-- EXTRACT TO READ follows --

Abstract

To study the isolation and purification and proliferation of the cell in cell culture system, and to develop an improved culture method by a modified cell isolation technique and modified culture medium. The RPE cells were cultured in 3 different mediums: type I(MEM medium with 20% FCS) type II(F-10 medium with 20% FCS) and type III(DMEM medium with 10% FCS, EGF, hydrocortisone, insulin, ethanolamine, phosphoethanolamine, chorea toxin, triiodotyronine, adenine, transferrin and BPE). We compared population doubling(P.D.), population doubling time(P.D.T), morphologic changes and phagocytic activity during a 7week period. Rapid proliferation and high purity of retinal pigment epithelial cells(RPE cells) showed in type III culture medium. Type III culture medium presented the best results in P.D., P.D.T. and cell purification. In type III culture medium, single RPE cells produced about 6 X 10(7) RPE cells in the 7week period and morphology and phagocytic activity were well maintained, when UV-B irradiation at RPE was used to produce melanin, it had no effect, but the RPE cell was inhibited by UV-B irradiation. This improved culture method for RPE cells will provide a good in-vitro model for the studies of biochemistry, cellular function of the RPE cell, as well as its clinical application in eye disease.

-- EXTRACT TO READ concluded --

■ APPLY WHAT YOU READ:
a) Please explain, in one to three sentences, why the abstract rates type III culture medium as the best of the three.
b) According to the abstract, what did type II medium consist of?
The rows after this point are separate material, unrelated to the abstract.

-- EXTRACTED RECORDS follows --

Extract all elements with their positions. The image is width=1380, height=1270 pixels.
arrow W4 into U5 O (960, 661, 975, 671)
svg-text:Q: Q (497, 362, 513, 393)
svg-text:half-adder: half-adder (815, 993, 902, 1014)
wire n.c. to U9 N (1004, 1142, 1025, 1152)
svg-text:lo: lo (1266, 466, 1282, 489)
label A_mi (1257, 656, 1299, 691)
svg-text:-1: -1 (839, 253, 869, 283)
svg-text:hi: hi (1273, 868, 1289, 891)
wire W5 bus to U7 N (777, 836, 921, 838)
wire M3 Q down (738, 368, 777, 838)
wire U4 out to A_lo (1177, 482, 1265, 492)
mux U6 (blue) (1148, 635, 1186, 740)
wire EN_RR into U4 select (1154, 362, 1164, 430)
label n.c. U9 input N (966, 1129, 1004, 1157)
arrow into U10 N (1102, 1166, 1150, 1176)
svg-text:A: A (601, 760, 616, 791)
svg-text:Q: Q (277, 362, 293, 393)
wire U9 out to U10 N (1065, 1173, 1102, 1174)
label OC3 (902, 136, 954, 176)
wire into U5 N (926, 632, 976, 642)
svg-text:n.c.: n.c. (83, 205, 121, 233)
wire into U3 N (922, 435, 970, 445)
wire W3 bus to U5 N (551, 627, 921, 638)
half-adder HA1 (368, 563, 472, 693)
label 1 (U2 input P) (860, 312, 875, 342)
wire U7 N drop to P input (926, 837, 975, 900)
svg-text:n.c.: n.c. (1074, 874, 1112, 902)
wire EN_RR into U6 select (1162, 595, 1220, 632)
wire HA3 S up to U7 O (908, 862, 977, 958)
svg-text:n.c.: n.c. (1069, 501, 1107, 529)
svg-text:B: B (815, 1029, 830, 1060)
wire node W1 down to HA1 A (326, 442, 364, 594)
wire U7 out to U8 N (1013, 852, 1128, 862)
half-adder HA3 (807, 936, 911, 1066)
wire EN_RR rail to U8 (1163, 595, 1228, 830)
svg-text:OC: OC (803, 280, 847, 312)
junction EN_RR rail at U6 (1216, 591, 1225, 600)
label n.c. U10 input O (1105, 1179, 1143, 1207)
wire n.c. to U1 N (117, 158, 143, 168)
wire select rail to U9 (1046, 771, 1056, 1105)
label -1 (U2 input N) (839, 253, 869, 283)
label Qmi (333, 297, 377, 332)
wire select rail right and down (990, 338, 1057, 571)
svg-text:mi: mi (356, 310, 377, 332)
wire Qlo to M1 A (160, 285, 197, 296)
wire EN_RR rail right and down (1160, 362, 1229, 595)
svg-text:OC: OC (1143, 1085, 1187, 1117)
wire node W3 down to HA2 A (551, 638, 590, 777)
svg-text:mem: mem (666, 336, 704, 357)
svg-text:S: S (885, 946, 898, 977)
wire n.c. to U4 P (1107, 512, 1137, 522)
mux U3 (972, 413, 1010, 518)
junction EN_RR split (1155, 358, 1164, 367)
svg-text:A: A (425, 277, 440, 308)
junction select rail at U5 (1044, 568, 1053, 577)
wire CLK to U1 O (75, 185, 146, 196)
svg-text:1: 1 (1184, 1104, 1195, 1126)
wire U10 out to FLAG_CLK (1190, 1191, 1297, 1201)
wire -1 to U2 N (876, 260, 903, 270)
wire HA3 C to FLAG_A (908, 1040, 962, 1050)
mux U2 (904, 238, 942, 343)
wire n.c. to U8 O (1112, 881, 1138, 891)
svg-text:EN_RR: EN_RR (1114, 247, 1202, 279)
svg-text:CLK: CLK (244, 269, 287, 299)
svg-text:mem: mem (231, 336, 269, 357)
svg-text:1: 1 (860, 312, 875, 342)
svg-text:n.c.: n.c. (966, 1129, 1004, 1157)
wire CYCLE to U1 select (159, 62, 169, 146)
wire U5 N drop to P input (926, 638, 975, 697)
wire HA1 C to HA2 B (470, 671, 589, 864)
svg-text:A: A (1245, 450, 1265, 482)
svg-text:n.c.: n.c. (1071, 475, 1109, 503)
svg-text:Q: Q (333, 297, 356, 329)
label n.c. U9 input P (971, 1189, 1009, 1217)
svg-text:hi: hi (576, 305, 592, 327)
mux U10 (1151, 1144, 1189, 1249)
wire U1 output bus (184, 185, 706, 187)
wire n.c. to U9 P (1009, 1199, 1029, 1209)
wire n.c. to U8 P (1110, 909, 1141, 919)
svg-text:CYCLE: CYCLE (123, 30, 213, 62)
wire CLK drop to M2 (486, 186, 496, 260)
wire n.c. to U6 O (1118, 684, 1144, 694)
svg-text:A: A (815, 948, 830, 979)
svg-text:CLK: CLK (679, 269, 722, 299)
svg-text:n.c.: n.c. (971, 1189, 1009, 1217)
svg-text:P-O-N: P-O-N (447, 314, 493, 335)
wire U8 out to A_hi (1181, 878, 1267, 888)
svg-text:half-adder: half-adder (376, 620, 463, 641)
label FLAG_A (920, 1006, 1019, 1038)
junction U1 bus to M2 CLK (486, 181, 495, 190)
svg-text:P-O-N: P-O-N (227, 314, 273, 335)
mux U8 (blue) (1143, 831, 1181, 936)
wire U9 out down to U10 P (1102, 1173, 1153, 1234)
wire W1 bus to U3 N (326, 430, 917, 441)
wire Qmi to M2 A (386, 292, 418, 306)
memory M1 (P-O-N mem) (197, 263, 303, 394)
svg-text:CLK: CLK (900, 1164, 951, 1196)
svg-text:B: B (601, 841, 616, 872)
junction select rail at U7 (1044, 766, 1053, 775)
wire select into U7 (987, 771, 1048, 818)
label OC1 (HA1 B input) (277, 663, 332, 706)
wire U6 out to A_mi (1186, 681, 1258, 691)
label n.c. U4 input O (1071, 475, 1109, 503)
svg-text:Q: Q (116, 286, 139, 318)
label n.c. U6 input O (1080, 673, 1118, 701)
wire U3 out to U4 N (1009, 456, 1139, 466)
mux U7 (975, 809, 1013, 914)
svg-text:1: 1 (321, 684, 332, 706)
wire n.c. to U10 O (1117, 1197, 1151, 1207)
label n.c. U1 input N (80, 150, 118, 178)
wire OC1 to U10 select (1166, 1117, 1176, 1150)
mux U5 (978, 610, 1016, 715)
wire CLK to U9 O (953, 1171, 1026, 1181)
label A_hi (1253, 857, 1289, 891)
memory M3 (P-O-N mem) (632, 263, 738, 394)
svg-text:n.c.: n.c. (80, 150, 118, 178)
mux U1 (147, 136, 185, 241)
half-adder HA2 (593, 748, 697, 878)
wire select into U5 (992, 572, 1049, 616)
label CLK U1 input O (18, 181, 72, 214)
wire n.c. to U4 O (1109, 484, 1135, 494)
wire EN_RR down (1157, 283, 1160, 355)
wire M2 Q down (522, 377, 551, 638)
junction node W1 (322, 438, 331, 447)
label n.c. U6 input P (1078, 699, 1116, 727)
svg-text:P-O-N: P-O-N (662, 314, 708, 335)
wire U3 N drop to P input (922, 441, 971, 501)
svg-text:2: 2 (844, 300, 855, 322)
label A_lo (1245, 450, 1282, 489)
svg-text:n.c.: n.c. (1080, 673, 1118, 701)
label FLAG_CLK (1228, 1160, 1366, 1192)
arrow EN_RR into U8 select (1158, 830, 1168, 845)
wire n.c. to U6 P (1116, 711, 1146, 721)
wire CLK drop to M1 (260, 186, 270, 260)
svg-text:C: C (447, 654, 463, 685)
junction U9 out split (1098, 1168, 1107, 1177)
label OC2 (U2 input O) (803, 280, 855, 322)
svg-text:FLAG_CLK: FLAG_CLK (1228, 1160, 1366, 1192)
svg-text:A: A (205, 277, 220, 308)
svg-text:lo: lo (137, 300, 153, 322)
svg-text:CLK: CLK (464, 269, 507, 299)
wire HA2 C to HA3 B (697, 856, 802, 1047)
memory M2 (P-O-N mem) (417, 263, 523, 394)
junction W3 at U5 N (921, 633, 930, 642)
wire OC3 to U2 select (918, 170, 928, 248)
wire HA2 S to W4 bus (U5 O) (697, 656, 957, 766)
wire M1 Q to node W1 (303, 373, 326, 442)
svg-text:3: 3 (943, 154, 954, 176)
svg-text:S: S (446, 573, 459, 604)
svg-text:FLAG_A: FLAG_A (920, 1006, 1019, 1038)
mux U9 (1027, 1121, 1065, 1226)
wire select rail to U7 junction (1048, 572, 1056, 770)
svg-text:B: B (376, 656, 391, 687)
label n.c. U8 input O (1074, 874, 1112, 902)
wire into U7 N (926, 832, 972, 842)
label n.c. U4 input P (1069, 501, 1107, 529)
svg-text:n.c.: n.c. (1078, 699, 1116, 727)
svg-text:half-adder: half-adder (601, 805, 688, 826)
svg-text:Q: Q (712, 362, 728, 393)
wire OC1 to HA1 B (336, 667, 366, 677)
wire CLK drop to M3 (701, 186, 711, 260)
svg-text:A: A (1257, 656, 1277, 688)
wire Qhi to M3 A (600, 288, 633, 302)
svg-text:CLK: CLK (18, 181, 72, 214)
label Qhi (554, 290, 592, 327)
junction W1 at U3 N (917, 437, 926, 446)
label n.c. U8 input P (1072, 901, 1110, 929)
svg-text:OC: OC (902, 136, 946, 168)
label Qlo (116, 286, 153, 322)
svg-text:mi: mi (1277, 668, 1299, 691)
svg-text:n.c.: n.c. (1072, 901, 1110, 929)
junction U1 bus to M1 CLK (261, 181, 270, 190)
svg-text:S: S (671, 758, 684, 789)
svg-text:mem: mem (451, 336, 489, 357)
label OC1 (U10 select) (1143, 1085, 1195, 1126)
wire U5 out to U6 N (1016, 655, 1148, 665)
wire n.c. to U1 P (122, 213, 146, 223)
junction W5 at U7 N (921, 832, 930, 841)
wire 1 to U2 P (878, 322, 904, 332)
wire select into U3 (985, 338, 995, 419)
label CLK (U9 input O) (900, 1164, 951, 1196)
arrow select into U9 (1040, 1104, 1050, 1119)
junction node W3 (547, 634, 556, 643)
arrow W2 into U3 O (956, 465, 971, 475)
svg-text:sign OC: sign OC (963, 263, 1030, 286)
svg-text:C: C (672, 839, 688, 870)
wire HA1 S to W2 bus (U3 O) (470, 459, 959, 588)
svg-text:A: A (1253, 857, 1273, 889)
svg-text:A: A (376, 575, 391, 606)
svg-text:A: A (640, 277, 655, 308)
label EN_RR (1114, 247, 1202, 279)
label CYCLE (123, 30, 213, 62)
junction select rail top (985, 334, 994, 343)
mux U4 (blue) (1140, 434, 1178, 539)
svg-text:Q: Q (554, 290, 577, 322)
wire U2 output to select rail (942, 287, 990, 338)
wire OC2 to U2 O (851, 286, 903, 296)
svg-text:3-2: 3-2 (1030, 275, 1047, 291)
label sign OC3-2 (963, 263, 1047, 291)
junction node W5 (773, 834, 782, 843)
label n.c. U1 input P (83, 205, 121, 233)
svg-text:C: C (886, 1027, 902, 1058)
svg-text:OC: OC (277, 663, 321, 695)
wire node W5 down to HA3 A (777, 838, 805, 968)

-- EXTRACTED RECORDS concluded --

■ SOLVED PROBLEMS:
a) In type III medium, RPE cells proliferated rapidly and with high purity. This medium gave the best results in population doubling, population doubling time and cell purification, and the cells kept their morphology and phagocytic activity over the 7-week period.

b) F-10 medium with 20% FCS.